■ TASK STATEMENT ■
Give nothing except the number of lines containing the word "Ενδοδιακίνηση".
╭─ RAW RECORDS
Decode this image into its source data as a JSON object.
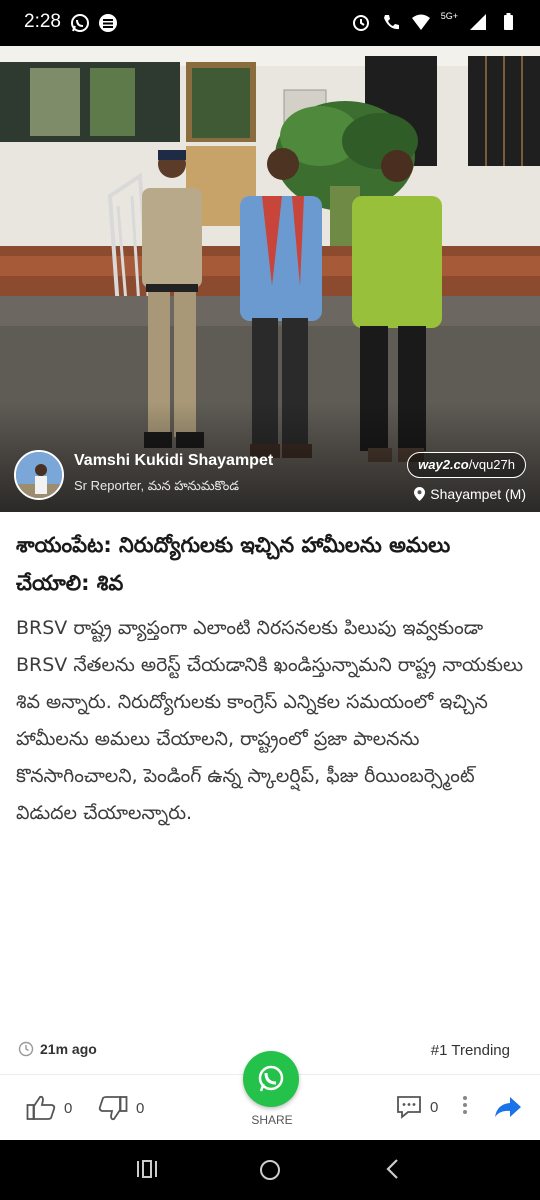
{
  "status_bar": {
    "time": "2:28",
    "network": "5G+",
    "left_icons": [
      "whatsapp-icon",
      "app-icon"
    ],
    "right_icons": [
      "alarm-icon",
      "volte-call-icon",
      "wifi-icon",
      "signal-icon",
      "battery-icon"
    ]
  },
  "post": {
    "author_name": "Vamshi Kukidi Shayampet",
    "author_role": "Sr Reporter, మన హనుమకొండ",
    "short_link_brand": "way2.co",
    "short_link_path": "/vqu27h",
    "location": "Shayampet (M)"
  },
  "article": {
    "headline": "శాయంపేట: నిరుద్యోగులకు ఇచ్చిన హామీలను అమలు చేయాలి: శివ",
    "body": "BRSV రాష్ట్ర వ్యాప్తంగా ఎలాంటి నిరసనలకు పిలుపు ఇవ్వకుండా BRSV నేతలను అరెస్ట్ చేయడానికి ఖండిస్తున్నామని రాష్ట్ర నాయకులు శివ అన్నారు. నిరుద్యోగులకు కాంగ్రెస్ ఎన్నికల సమయంలో ఇచ్చిన హామీలను అమలు చేయాలని, రాష్ట్రంలో ప్రజా పాలనను కొనసాగించాలని, పెండింగ్ ఉన్న స్కాలర్షిప్, ఫీజు రీయింబర్స్మెంట్ విడుదల చేయాలన్నారు.",
    "time_ago": "21m ago",
    "trending": "#1 Trending"
  },
  "actions": {
    "likes": "0",
    "dislikes": "0",
    "share_label": "SHARE",
    "comments": "0"
  },
  "colors": {
    "share_green": "#25c24b",
    "forward_blue": "#1a73e8"
  }
}
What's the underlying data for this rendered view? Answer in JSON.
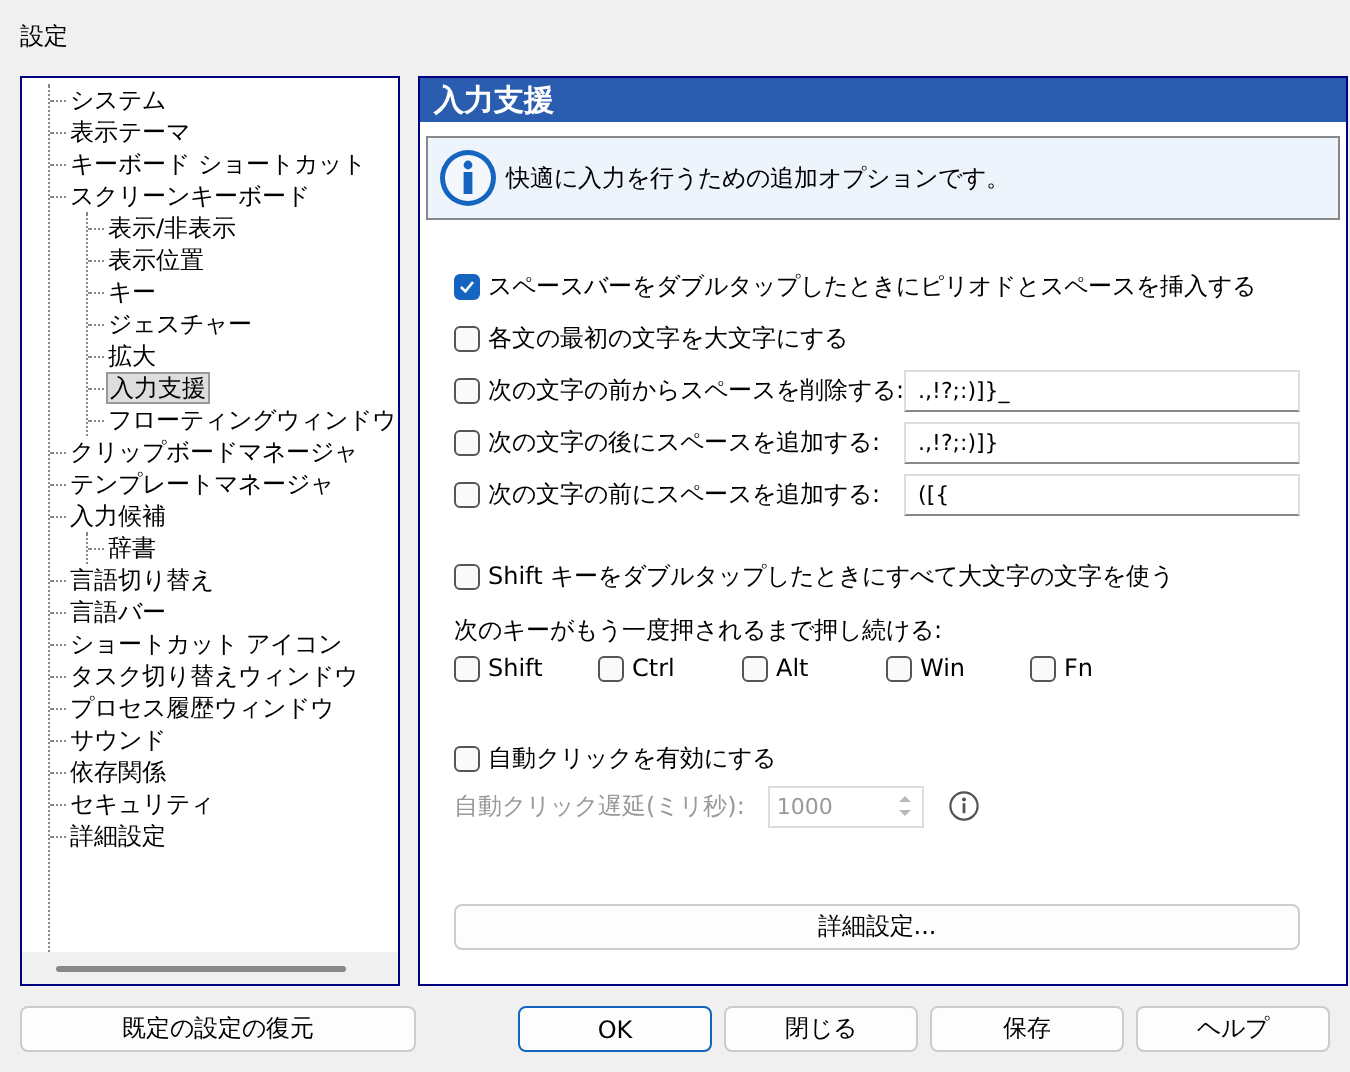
{
  "window": {
    "title": "設定"
  },
  "tree": [
    {
      "label": "システム",
      "selected": false
    },
    {
      "label": "表示テーマ",
      "selected": false
    },
    {
      "label": "キーボード ショートカット",
      "selected": false
    },
    {
      "label": "スクリーンキーボード",
      "selected": false,
      "children": [
        {
          "label": "表示/非表示",
          "selected": false
        },
        {
          "label": "表示位置",
          "selected": false
        },
        {
          "label": "キー",
          "selected": false
        },
        {
          "label": "ジェスチャー",
          "selected": false
        },
        {
          "label": "拡大",
          "selected": false
        },
        {
          "label": "入力支援",
          "selected": true
        },
        {
          "label": "フローティングウィンドウ",
          "selected": false
        }
      ]
    },
    {
      "label": "クリップボードマネージャ",
      "selected": false
    },
    {
      "label": "テンプレートマネージャ",
      "selected": false
    },
    {
      "label": "入力候補",
      "selected": false,
      "children": [
        {
          "label": "辞書",
          "selected": false
        }
      ]
    },
    {
      "label": "言語切り替え",
      "selected": false
    },
    {
      "label": "言語バー",
      "selected": false
    },
    {
      "label": "ショートカット アイコン",
      "selected": false
    },
    {
      "label": "タスク切り替えウィンドウ",
      "selected": false
    },
    {
      "label": "プロセス履歴ウィンドウ",
      "selected": false
    },
    {
      "label": "サウンド",
      "selected": false
    },
    {
      "label": "依存関係",
      "selected": false
    },
    {
      "label": "セキュリティ",
      "selected": false
    },
    {
      "label": "詳細設定",
      "selected": false
    }
  ],
  "panel": {
    "title": "入力支援",
    "info": "快適に入力を行うための追加オプションです。",
    "options": [
      {
        "kind": "check",
        "label": "スペースバーをダブルタップしたときにピリオドとスペースを挿入する",
        "checked": true
      },
      {
        "kind": "check",
        "label": "各文の最初の文字を大文字にする",
        "checked": false
      },
      {
        "kind": "check_field",
        "label": "次の文字の前からスペースを削除する:",
        "checked": false,
        "value": ".,!?;:)]}_"
      },
      {
        "kind": "check_field",
        "label": "次の文字の後にスペースを追加する:",
        "checked": false,
        "value": ".,!?;:)]}"
      },
      {
        "kind": "check_field",
        "label": "次の文字の前にスペースを追加する:",
        "checked": false,
        "value": "([{"
      }
    ],
    "shift_option": {
      "label": "Shift キーをダブルタップしたときにすべて大文字の文字を使う",
      "checked": false
    },
    "sticky_label": "次のキーがもう一度押されるまで押し続ける:",
    "sticky_keys": [
      {
        "label": "Shift",
        "checked": false
      },
      {
        "label": "Ctrl",
        "checked": false
      },
      {
        "label": "Alt",
        "checked": false
      },
      {
        "label": "Win",
        "checked": false
      },
      {
        "label": "Fn",
        "checked": false
      }
    ],
    "autoclick": {
      "label": "自動クリックを有効にする",
      "checked": false
    },
    "delay": {
      "label": "自動クリック遅延(ミリ秒):",
      "value": "1000",
      "disabled": true
    },
    "advanced_button": "詳細設定..."
  },
  "buttons": [
    {
      "label": "既定の設定の復元",
      "default": false
    },
    {
      "label": "OK",
      "default": true
    },
    {
      "label": "閉じる",
      "default": false
    },
    {
      "label": "保存",
      "default": false
    },
    {
      "label": "ヘルプ",
      "default": false
    }
  ]
}
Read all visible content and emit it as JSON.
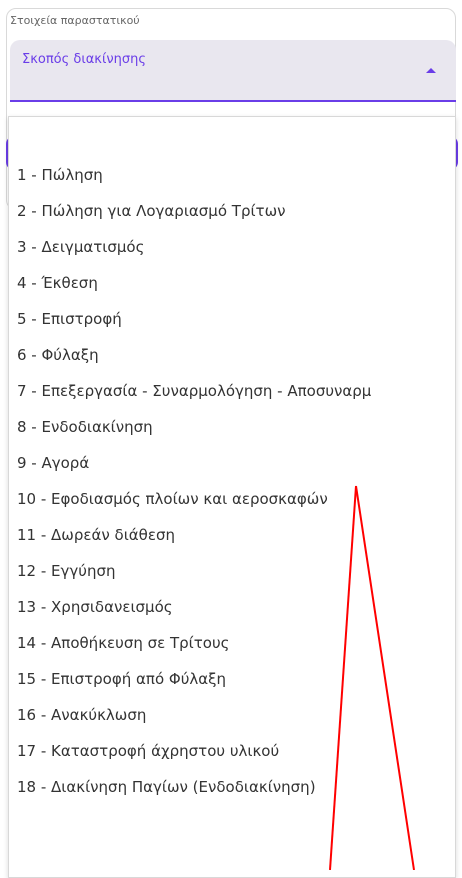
{
  "card": {
    "title": "Στοιχεία παραστατικού"
  },
  "select": {
    "label": "Σκοπός διακίνησης"
  },
  "options": [
    "1 - Πώληση",
    "2 - Πώληση για Λογαριασμό Τρίτων",
    "3 - Δειγματισμός",
    "4 - Έκθεση",
    "5 - Επιστροφή",
    "6 - Φύλαξη",
    "7 - Επεξεργασία - Συναρμολόγηση - Αποσυναρμ",
    "8 - Ενδοδιακίνηση",
    "9 - Αγορά",
    "10 - Εφοδιασμός πλοίων και αεροσκαφών",
    "11 - Δωρεάν διάθεση",
    "12 - Εγγύηση",
    "13 - Χρησιδανεισμός",
    "14 - Αποθήκευση σε Τρίτους",
    "15 - Επιστροφή από Φύλαξη",
    "16 - Ανακύκλωση",
    "17 - Καταστροφή άχρηστου υλικού",
    "18 - Διακίνηση Παγίων (Ενδοδιακίνηση)"
  ],
  "colors": {
    "accent": "#6a3de8",
    "annotation": "#ff0000"
  }
}
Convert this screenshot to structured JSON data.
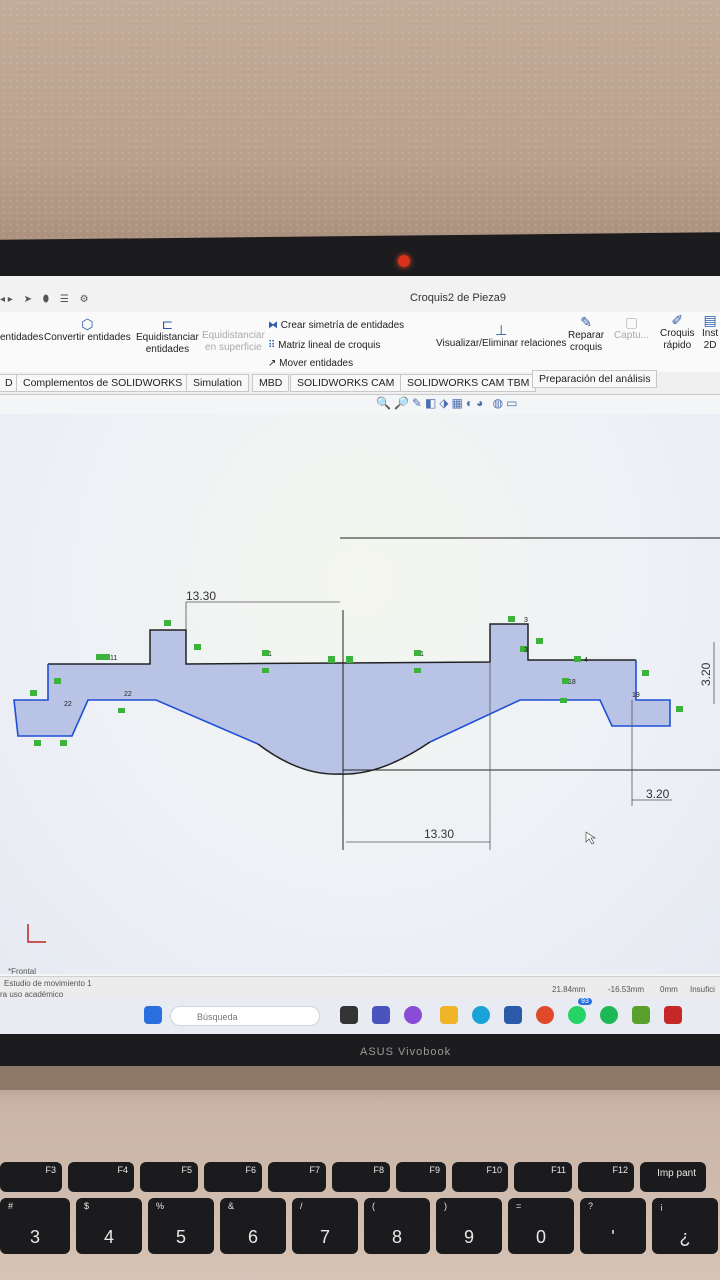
{
  "window": {
    "title": "Croquis2 de Pieza9"
  },
  "ribbon": {
    "entidades": "entidades",
    "convertir": "Convertir entidades",
    "equidistanciar": "Equidistanciar",
    "equidistanciar_line2": "entidades",
    "equid_superficie": "Equidistanciar",
    "equid_superficie_line2": "en superficie",
    "simetria": "Crear simetría de entidades",
    "matriz": "Matriz lineal de croquis",
    "mover": "Mover entidades",
    "relaciones": "Visualizar/Eliminar relaciones",
    "reparar": "Reparar",
    "reparar_line2": "croquis",
    "captura": "Captu...",
    "croquis_rapido": "Croquis",
    "croquis_rapido_line2": "rápido",
    "inst": "Inst",
    "inst_line2": "2D"
  },
  "tabs": [
    {
      "label": "D"
    },
    {
      "label": "Complementos de SOLIDWORKS"
    },
    {
      "label": "Simulation"
    },
    {
      "label": "MBD"
    },
    {
      "label": "SOLIDWORKS CAM"
    },
    {
      "label": "SOLIDWORKS CAM TBM"
    },
    {
      "label": "Preparación del análisis"
    }
  ],
  "sketch": {
    "dim_top": "13.30",
    "dim_bottom": "13.30",
    "dim_right_h": "3.20",
    "dim_right_v": "3.20",
    "rel_labels": [
      "11",
      "22",
      "22",
      "1",
      "1",
      "3",
      "3",
      "4",
      "18",
      "19"
    ]
  },
  "status": {
    "view": "*Frontal",
    "motion": "Estudio de movimiento 1",
    "license": "ra uso académico",
    "x": "21.84mm",
    "y": "-16.53mm",
    "z": "0mm",
    "state": "Insufici"
  },
  "taskbar": {
    "search_placeholder": "Búsqueda",
    "badge": "93"
  },
  "laptop": {
    "brand": "ASUS Vivobook"
  },
  "keys": [
    {
      "top": "F3",
      "main": ""
    },
    {
      "top": "F4",
      "main": ""
    },
    {
      "top": "F5",
      "main": ""
    },
    {
      "top": "F6",
      "main": ""
    },
    {
      "top": "F7",
      "main": ""
    },
    {
      "top": "F8",
      "main": ""
    },
    {
      "top": "F9",
      "main": ""
    },
    {
      "top": "F10",
      "main": ""
    },
    {
      "top": "F11",
      "main": ""
    },
    {
      "top": "F12",
      "main": ""
    },
    {
      "top": "",
      "main": "Imp pant"
    }
  ],
  "numkeys": [
    {
      "top": "#",
      "main": "3"
    },
    {
      "top": "$",
      "main": "4"
    },
    {
      "top": "%",
      "main": "5"
    },
    {
      "top": "&",
      "main": "6"
    },
    {
      "top": "/",
      "main": "7"
    },
    {
      "top": "(",
      "main": "8"
    },
    {
      "top": ")",
      "main": "9"
    },
    {
      "top": "=",
      "main": "0"
    },
    {
      "top": "?",
      "main": "'"
    },
    {
      "top": "¡",
      "main": "¿"
    }
  ],
  "colors": {
    "sketch_line": "#1f4fd6",
    "fill": "#b9c3e6",
    "dim": "#333333",
    "relation": "#3cb43c"
  }
}
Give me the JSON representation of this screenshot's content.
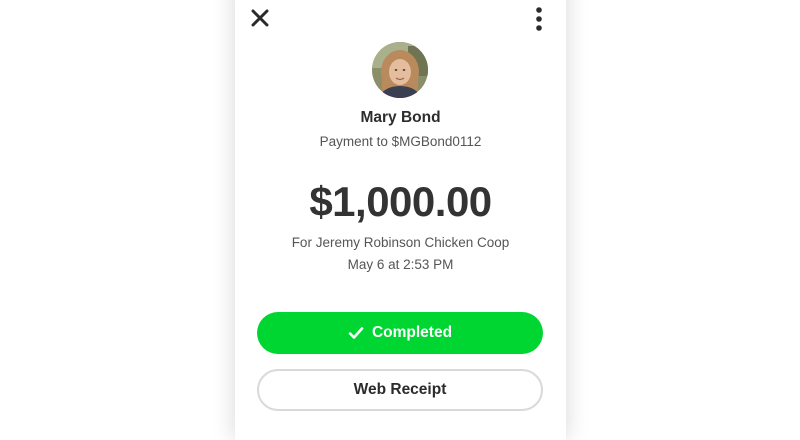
{
  "payment": {
    "recipient_name": "Mary Bond",
    "payment_to": "Payment to $MGBond0112",
    "amount": "$1,000.00",
    "memo": "For Jeremy Robinson Chicken Coop",
    "timestamp": "May 6 at 2:53 PM"
  },
  "actions": {
    "status_label": "Completed",
    "receipt_label": "Web Receipt"
  },
  "icons": {
    "close": "close-icon",
    "more": "more-vertical-icon",
    "check": "check-icon"
  },
  "colors": {
    "accent_green": "#00d632",
    "text_dark": "#2b2b2b",
    "text_muted": "#555555",
    "button_border": "#d9d9d9"
  }
}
╰─
■ WORKED ANSWER ■
2